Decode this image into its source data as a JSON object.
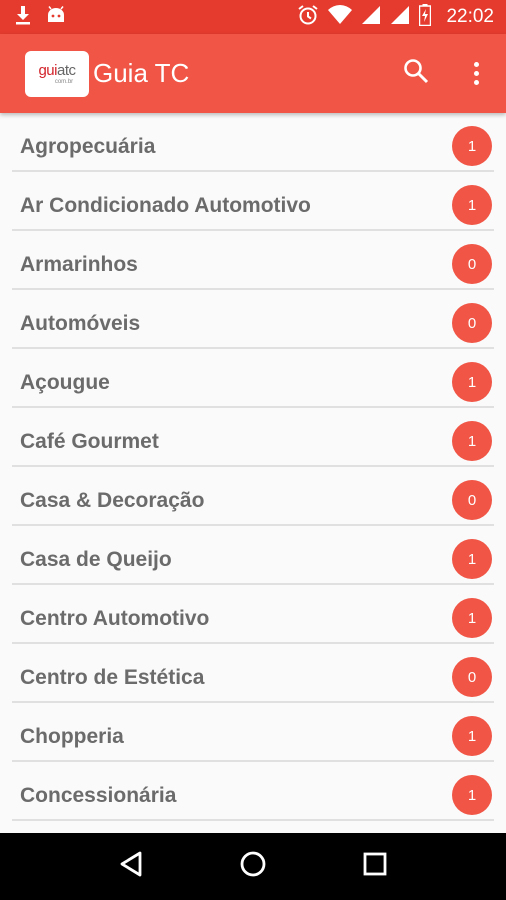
{
  "status_bar": {
    "time": "22:02",
    "left_icons": [
      "download-icon",
      "android-icon"
    ],
    "right_icons": [
      "alarm-icon",
      "wifi-icon",
      "signal-icon",
      "signal-icon",
      "battery-charging-icon"
    ]
  },
  "app_bar": {
    "logo": {
      "main_a": "gui",
      "main_b": "atc",
      "sub": "com.br"
    },
    "title": "Guia TC",
    "actions": [
      "search-icon",
      "more-vert-icon"
    ]
  },
  "colors": {
    "status_bar": "#e43b2e",
    "app_bar": "#f05545",
    "badge": "#f05545",
    "text": "#6b6b6b",
    "divider": "#e0e0e0"
  },
  "categories": [
    {
      "label": "Agropecuária",
      "count": "1"
    },
    {
      "label": "Ar Condicionado Automotivo",
      "count": "1"
    },
    {
      "label": "Armarinhos",
      "count": "0"
    },
    {
      "label": "Automóveis",
      "count": "0"
    },
    {
      "label": "Açougue",
      "count": "1"
    },
    {
      "label": "Café Gourmet",
      "count": "1"
    },
    {
      "label": "Casa & Decoração",
      "count": "0"
    },
    {
      "label": "Casa de Queijo",
      "count": "1"
    },
    {
      "label": "Centro Automotivo",
      "count": "1"
    },
    {
      "label": "Centro de Estética",
      "count": "0"
    },
    {
      "label": "Chopperia",
      "count": "1"
    },
    {
      "label": "Concessionária",
      "count": "1"
    }
  ],
  "nav_bar": [
    "back-icon",
    "home-icon",
    "recents-icon"
  ]
}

───

TASK DETAILS
Write out the entries above word for word. Do not include the pictures.

CORRECT ANSWER
Decode this image into its source data as a JSON object.
{
  "status_bar": {
    "time": "22:02",
    "left_icons": [
      "download-icon",
      "android-icon"
    ],
    "right_icons": [
      "alarm-icon",
      "wifi-icon",
      "signal-icon",
      "signal-icon",
      "battery-charging-icon"
    ]
  },
  "app_bar": {
    "logo": {
      "main_a": "gui",
      "main_b": "atc",
      "sub": "com.br"
    },
    "title": "Guia TC",
    "actions": [
      "search-icon",
      "more-vert-icon"
    ]
  },
  "colors": {
    "status_bar": "#e43b2e",
    "app_bar": "#f05545",
    "badge": "#f05545",
    "text": "#6b6b6b",
    "divider": "#e0e0e0"
  },
  "categories": [
    {
      "label": "Agropecuária",
      "count": "1"
    },
    {
      "label": "Ar Condicionado Automotivo",
      "count": "1"
    },
    {
      "label": "Armarinhos",
      "count": "0"
    },
    {
      "label": "Automóveis",
      "count": "0"
    },
    {
      "label": "Açougue",
      "count": "1"
    },
    {
      "label": "Café Gourmet",
      "count": "1"
    },
    {
      "label": "Casa & Decoração",
      "count": "0"
    },
    {
      "label": "Casa de Queijo",
      "count": "1"
    },
    {
      "label": "Centro Automotivo",
      "count": "1"
    },
    {
      "label": "Centro de Estética",
      "count": "0"
    },
    {
      "label": "Chopperia",
      "count": "1"
    },
    {
      "label": "Concessionária",
      "count": "1"
    }
  ],
  "nav_bar": [
    "back-icon",
    "home-icon",
    "recents-icon"
  ]
}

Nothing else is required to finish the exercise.